Exercises to complete:
A. Reproduce everything in the Munch in Oslo post from "2025/09/28 Munch in" down to "pop culture mud.", without altering a word.
B. Give a two-sentence summary of the Munch in Oslo post.

2025/09/28 Munch in Oslo
Ive never been much of a fan of Edvard Munch. The Scream is a fine work, but it never made my heart flutter as it has for so many. And unfortunately for The Scream it has entered that higher realm of classical art, like many pieces of Mozart and Beethoven, where theyve been overdone by popular media to the point of exaustion. To the point where, each time I hear one of these pieces, or see The Scream, I can't feel nor appreciate the piece for what it is, but am instead flooded by the brown water of Hollywood portrayals, adverts, and pop culture mud.
That's why, in Oslo today, I've visited the Munch museum. Not to see The Scream, as the hoards of Chinese tourists are, but to see his other works, and get a fully picture of Norway's most famous artist. And I have been impressed. Munch's artistic eye doesn't see the thing, but the spirit of the thing, piercing through mundane appearances to find the and express their essence; and do so in such a style that permits the outer appearance and the inner essence to exist in one cogent image.

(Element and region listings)
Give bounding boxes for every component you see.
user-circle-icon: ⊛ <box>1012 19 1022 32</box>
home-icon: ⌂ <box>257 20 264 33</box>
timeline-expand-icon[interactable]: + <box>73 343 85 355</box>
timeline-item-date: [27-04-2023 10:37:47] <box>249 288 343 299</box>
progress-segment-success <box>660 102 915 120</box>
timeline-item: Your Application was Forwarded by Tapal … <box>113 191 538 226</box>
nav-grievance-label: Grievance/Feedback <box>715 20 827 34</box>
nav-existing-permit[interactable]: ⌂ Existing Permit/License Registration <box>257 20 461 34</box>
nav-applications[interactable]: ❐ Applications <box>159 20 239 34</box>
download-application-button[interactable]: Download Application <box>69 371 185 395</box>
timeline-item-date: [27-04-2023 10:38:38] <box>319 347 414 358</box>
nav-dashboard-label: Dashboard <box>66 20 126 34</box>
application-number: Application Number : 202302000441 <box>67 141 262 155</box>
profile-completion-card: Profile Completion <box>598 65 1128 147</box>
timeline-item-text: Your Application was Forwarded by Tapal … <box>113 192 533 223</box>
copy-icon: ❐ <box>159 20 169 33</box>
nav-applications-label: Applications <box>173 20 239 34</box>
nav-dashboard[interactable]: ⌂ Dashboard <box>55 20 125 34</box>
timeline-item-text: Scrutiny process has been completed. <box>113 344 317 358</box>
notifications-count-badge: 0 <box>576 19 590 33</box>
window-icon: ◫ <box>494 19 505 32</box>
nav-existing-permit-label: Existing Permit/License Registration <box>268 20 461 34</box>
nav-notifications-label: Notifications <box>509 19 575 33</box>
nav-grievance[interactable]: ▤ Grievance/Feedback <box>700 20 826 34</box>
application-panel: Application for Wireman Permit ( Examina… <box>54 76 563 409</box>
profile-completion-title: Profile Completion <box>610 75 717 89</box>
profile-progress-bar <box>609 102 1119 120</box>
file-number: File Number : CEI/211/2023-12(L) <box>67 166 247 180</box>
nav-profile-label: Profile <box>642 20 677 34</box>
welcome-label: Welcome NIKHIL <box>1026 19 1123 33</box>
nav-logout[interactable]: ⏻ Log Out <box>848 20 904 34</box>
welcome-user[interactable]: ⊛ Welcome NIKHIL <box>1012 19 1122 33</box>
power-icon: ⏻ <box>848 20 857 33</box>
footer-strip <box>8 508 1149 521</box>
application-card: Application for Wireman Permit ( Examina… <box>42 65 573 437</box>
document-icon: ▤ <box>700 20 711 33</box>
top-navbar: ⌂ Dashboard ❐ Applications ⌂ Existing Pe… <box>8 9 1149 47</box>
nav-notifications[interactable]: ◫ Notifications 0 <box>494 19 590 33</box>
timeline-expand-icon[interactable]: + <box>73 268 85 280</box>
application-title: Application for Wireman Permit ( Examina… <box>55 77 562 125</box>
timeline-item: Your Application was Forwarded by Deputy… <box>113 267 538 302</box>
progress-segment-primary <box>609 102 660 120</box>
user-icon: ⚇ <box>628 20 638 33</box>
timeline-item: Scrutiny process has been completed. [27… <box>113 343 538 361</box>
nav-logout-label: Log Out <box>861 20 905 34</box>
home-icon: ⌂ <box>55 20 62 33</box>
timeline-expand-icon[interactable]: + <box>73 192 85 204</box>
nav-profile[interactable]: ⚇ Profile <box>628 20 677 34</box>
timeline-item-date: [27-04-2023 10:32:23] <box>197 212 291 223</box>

Expected responses:
A.
2025/09/28 Munch in Oslo
Ive never been much of a fan of Edvard Munch. The Scream is a fine work, but it never made my heart flutter as it has for so many. And unfortunately for The Scream it has entered that higher realm of classical art, like many pieces of Mozart and Beethoven, where theyve been overdone by popular media to the point of exaustion. To the point where, each time I hear one of these pieces, or see The Scream, I can't feel nor appreciate the piece for what it is, but am instead flooded by the brown water of Hollywood portrayals, adverts, and pop culture mud.

B. The writer has never been much of a fan of Edvard Munch and feels that The Scream, like many pieces by Mozart and Beethoven, has been overdone by popular media to the point where it can no longer be appreciated for what it is. Visiting the Munch museum in Oslo to see his other works rather than The Scream, the writer was impressed by how Munch sees the spirit of things and expresses it in a style that keeps outer appearance and inner essence together in one image.